Listing →
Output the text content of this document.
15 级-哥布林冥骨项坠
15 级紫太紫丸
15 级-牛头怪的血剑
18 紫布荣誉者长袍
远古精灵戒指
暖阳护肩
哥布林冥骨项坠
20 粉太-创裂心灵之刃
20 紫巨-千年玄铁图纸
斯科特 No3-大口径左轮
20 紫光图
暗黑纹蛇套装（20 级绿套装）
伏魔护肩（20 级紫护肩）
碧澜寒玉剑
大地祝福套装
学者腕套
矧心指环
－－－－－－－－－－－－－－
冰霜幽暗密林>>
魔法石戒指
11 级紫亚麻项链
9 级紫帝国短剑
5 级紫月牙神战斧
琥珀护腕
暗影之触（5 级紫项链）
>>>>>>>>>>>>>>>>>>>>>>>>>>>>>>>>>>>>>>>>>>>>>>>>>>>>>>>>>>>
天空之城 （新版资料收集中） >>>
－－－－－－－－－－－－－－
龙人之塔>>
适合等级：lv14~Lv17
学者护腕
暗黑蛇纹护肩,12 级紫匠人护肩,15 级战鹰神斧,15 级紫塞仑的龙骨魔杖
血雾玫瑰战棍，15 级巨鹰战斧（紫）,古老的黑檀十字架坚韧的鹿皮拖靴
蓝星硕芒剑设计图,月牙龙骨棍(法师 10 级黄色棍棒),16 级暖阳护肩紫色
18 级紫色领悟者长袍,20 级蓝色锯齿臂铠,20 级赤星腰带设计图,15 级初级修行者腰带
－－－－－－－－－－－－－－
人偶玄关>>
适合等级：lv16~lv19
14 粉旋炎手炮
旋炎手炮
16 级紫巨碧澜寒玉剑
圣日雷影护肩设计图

Set problem → Using the data above, repeat every line exactly.

Full solution →
Output the text content of this document.
15 级-哥布林冥骨项坠
15 级紫太紫丸
15 级-牛头怪的血剑
18 紫布荣誉者长袍
远古精灵戒指
暖阳护肩
哥布林冥骨项坠
20 粉太-创裂心灵之刃
20 紫巨-千年玄铁图纸
斯科特 No3-大口径左轮
20 紫光图
暗黑纹蛇套装（20 级绿套装）
伏魔护肩（20 级紫护肩）
碧澜寒玉剑
大地祝福套装
学者腕套
矧心指环
－－－－－－－－－－－－－－
冰霜幽暗密林>>
魔法石戒指
11 级紫亚麻项链
9 级紫帝国短剑
5 级紫月牙神战斧
琥珀护腕
暗影之触（5 级紫项链）
>>>>>>>>>>>>>>>>>>>>>>>>>>>>>>>>>>>>>>>>>>>>>>>>>>>>>>>>>>>
天空之城 （新版资料收集中） >>>
－－－－－－－－－－－－－－
龙人之塔>>
适合等级：lv14~Lv17
学者护腕
暗黑蛇纹护肩,12 级紫匠人护肩,15 级战鹰神斧,15 级紫塞仑的龙骨魔杖
血雾玫瑰战棍，15 级巨鹰战斧（紫）,古老的黑檀十字架坚韧的鹿皮拖靴
蓝星硕芒剑设计图,月牙龙骨棍(法师 10 级黄色棍棒),16 级暖阳护肩紫色
18 级紫色领悟者长袍,20 级蓝色锯齿臂铠,20 级赤星腰带设计图,15 级初级修行者腰带
－－－－－－－－－－－－－－
人偶玄关>>
适合等级：lv16~lv19
14 粉旋炎手炮
旋炎手炮
16 级紫巨碧澜寒玉剑
圣日雷影护肩设计图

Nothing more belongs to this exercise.